** START Provided data **

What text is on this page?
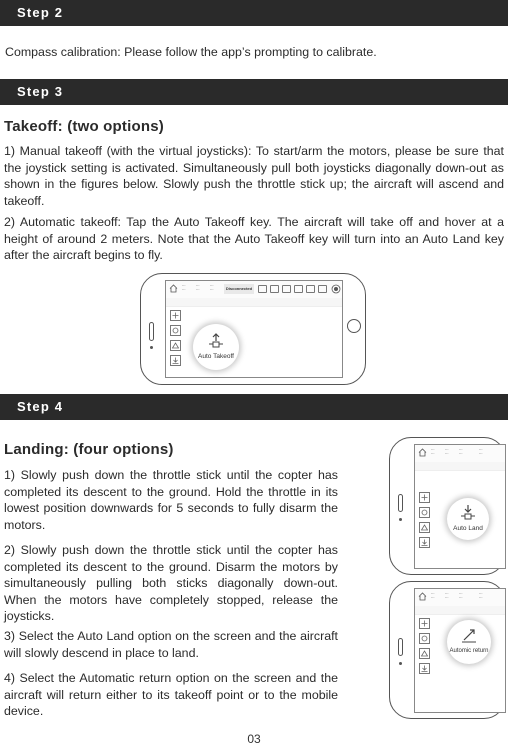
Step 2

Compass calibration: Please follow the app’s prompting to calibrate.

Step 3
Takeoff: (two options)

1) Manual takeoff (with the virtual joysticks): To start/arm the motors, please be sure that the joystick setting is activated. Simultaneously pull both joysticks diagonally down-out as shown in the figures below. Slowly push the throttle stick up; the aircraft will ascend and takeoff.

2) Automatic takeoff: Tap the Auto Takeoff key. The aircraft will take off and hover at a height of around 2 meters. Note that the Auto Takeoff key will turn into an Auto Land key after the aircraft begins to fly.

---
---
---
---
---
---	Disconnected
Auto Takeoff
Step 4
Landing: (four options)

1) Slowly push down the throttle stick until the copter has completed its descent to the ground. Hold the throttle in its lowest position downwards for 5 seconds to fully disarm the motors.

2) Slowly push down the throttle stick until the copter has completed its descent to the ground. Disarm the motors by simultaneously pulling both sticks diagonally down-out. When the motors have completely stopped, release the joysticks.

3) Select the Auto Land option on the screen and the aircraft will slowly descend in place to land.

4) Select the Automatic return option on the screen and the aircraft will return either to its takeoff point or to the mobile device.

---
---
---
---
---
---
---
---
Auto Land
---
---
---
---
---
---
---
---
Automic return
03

** END Provided data **
** START Provided data **

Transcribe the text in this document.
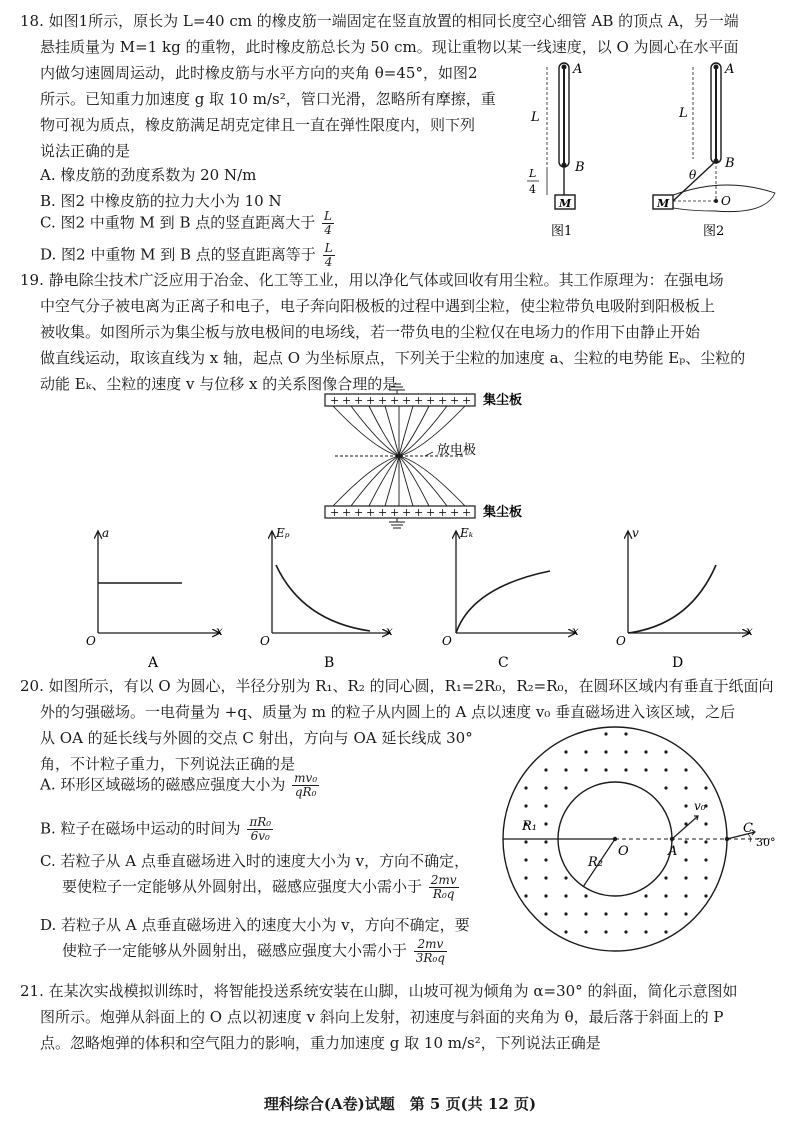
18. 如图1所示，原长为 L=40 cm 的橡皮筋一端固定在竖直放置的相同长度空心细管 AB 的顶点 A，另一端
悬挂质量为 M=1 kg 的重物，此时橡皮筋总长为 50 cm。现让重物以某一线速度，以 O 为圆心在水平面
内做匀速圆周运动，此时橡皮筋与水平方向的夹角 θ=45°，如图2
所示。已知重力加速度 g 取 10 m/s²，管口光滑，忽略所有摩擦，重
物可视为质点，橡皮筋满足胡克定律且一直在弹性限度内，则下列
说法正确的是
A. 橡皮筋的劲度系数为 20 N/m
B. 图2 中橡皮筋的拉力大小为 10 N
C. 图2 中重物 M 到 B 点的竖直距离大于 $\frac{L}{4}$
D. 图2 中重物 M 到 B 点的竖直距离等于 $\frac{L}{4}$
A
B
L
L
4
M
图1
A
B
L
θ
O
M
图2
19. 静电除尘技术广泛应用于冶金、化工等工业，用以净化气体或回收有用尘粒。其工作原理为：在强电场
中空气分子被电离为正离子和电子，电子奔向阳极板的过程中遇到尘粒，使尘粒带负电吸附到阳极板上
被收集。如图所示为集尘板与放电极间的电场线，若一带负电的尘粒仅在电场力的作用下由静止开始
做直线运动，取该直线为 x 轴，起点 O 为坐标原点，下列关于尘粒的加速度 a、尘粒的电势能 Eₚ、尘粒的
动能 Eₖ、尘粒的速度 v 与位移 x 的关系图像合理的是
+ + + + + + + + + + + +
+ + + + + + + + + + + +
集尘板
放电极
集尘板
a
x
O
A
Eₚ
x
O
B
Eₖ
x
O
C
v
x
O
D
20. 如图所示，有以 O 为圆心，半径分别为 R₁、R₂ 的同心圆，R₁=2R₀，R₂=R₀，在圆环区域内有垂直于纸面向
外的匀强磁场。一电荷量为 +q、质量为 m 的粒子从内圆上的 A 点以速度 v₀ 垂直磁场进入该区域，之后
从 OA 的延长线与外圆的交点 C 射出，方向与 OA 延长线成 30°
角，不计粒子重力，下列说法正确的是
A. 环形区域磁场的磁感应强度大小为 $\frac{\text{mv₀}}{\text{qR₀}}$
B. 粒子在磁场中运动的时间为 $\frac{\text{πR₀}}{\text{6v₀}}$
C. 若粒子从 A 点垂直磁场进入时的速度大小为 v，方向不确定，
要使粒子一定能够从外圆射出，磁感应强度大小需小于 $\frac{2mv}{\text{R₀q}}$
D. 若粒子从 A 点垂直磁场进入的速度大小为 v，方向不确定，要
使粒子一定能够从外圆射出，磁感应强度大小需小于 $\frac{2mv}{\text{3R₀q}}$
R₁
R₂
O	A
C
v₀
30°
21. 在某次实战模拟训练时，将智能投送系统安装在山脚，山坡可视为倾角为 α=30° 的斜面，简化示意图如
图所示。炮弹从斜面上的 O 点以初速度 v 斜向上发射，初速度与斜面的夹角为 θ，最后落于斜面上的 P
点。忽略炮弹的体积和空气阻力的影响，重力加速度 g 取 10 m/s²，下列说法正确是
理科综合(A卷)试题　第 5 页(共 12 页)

** END Provided data **
** START Provided data **

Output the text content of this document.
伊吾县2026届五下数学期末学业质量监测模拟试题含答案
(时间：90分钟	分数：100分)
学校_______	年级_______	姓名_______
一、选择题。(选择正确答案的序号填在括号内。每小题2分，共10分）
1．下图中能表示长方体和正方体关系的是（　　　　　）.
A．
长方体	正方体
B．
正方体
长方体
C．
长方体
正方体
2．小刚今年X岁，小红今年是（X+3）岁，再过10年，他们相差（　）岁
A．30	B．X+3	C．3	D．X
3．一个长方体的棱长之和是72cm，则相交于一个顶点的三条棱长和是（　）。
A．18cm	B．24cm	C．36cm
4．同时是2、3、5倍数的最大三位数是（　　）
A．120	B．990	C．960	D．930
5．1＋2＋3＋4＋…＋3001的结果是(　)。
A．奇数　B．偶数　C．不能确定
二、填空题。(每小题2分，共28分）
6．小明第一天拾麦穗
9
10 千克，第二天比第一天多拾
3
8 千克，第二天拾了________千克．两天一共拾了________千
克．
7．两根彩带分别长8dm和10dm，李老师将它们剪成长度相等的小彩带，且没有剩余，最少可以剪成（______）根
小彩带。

** END Provided data **

Requirements
Find all lines with "diagonally" in them and copy each one.

Exercise response
1) Manual takeoff (with the virtual joysticks): To start/arm the motors, please be sure that the joystick setting is activated. Simultaneously pull both joysticks diagonally down-out as shown in the figures below. Slowly push the throttle stick up; the aircraft will ascend and takeoff.
2) Slowly push down the throttle stick until the copter has completed its descent to the ground. Disarm the motors by simultaneously pulling both sticks diagonally down-out. When the motors have completely stopped, release the joysticks.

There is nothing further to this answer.